• _Given text_:
I'm not sure what you mean by this either, but it looks to me like pure speculation. I think you would be better off not engaging in such speculation until you know a lot more about what we already know about gravity and the other interactions.

Firedog89 said:
While the nucleus can be responsible for gravity, I don't see how electrons can be.

I don't see why you don't see this. Electrons have mass just like the nucleus does; their mass has been measured very accurately. So, like anything else with mass, they produce gravity. Of course, as I said above, the gravity of an individual electron, just like the gravity of an individual nucleus, is far too weak for us to measure. But the electrons contained in the atoms in the Earth, for example, make up a small part of the mass of the Earth, so they contribute to the Earth's gravity.

Firedog89 said:
If we dig deeper into the electron, proton, or nucleus, where would the exhibition of gravity be located?

I'm not sure what you mean by this either. Suppose we could do experiments that probed an electron or nucleus down to as small a distance scale as you like. What sort of experimental results would you be looking for to show you where "the exhibition of gravity" is located?
 
  • #39
PeterDonis said:
I don't know what you mean by this.

The 4 forces nature.

PeterDonis said:
I'm not sure what you mean by this either. Suppose we could do experiments that probed an electron or nucleus down to as small a distance scale as you like. What sort of experimental results would you be looking for to show you where "the exhibition of gravity" is located?

Have we been able to single out the graviton? Or is the graviton just a theory?

I understand that the electron can produce gravity because it has mass. You are right, It is pure speculation. I know it would be weak on the molecular basis. Gravity just seems to come out of nowhere. It doesn't seem to form based on any interactions only increase and decrease by mass. It just seems to be a force that just is.
 
  • #40
Firedog89 said:
The 4 forces nature.

Ok. "States of energy" does not seem like a good term for this; "fundamental interactions" would be a better one.

Firedog89 said:
Have we been able to single out the graviton? Or is the graviton just a theory?

As I said, we are not able to do any experiments that probe the quantum aspects of gravity; we have no way of producing or accessing strong enough gravitational fields to do that.

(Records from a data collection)
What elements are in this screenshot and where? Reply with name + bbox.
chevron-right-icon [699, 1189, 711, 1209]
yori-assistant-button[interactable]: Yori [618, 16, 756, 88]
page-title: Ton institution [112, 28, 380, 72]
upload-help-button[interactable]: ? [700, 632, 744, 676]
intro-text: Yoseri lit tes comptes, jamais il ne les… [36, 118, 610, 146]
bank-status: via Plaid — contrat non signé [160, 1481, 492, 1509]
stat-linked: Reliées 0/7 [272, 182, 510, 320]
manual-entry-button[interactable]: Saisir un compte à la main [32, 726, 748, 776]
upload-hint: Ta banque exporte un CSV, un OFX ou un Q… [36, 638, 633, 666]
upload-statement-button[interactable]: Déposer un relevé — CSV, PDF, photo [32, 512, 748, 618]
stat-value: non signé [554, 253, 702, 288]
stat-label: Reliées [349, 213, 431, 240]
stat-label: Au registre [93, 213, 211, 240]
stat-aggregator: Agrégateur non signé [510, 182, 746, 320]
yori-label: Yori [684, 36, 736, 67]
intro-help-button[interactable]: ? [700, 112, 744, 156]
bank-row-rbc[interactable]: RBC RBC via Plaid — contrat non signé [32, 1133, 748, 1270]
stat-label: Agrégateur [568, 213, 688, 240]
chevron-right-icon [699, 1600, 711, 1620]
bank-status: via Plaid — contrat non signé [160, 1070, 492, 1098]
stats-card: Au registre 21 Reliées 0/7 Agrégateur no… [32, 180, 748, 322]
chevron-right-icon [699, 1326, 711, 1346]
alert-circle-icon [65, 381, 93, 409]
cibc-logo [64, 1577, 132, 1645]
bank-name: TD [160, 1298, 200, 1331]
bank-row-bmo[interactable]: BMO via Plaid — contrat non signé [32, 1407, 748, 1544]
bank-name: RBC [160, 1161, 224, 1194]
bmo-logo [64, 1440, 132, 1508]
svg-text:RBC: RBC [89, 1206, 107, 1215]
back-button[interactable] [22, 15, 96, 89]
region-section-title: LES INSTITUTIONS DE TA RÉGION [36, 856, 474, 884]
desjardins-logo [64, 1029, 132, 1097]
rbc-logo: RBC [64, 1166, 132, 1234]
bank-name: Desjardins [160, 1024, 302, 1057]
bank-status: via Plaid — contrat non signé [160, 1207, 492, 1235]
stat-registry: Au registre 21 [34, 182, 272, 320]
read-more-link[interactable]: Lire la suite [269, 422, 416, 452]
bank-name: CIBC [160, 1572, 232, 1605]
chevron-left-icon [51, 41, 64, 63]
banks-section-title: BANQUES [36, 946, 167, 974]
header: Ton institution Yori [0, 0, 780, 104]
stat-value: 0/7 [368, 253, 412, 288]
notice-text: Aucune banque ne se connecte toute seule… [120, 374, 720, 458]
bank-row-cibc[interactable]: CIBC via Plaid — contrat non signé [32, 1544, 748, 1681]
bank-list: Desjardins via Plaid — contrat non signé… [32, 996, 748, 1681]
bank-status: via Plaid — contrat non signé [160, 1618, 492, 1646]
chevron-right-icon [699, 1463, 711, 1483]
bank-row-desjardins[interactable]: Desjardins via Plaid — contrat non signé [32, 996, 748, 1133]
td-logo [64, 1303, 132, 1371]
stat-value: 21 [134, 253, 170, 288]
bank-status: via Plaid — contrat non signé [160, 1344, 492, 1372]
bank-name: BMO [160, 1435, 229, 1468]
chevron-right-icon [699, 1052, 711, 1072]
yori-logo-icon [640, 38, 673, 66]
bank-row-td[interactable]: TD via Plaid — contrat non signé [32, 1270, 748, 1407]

• _What to do_:
1. List every term or phrase that the gravity discussion places in quotation marks.
2. Update a passage of the gravity discussion: begin at the words "I don't see why" and stop after "the Earth's gravity.". Write that passage again with "nucleus" replaced by "atomic nucleus".
3. Write what comes next in the gravity discussion, starting after its final sentence.

• _Replies_:
1.
- "the exhibition of gravity"
- "States of energy"
- "fundamental interactions"

2.
I don't see why you don't see this. Electrons have mass just like the atomic nucleus does; their mass has been measured very accurately. So, like anything else with mass, they produce gravity. Of course, as I said above, the gravity of an individual electron, just like the gravity of an individual atomic nucleus, is far too weak for us to measure. But the electrons contained in the atoms in the Earth, for example, make up a small part of the mass of the Earth, so they contribute to the Earth's gravity.

3.
However, I don't think that means the graviton is "just a theory" either; there are many good reasons to expect gravity to be fundamentally a quantum phenomenon, just like everything else. That's not to say it would be impossible to construct a theory in which gravity was purely classical (no quantum aspect, hence no graviton) and everything else was quantum; but I don't think anyone is seriously pursuing such a theory.

Firedog89 said:
Gravity just seems to come out of nowhere.

If you just mean that we can't observe the graviton, so we can't experimentally verify that gravity arises from particle exchange, you should be aware that we can't observe gluons (the particles that mediate the strong interaction) directly either. In fact, we can't even observe quarks (the particles that make up mesons and nucleons) directly. We can only observe these particles indirectly, by experimenting on the properties of strongly interacting objects that we can directly observe, like mesons and nucleons. So "being able to directly observe the particle mediating the interaction" is not a good criterion to use.

If you mean that gravity only depends on mass, not on any other property of the object, I'm not sure why that's a problem, because every interaction only depends on one property of the object. For electromagnetism, it's electric charge; for the weak interaction, it's weak isospin; for the strong interaction, it's strong "color" charge. Mass (or more precisely stress-energy) is just the "charge" associated with gravity.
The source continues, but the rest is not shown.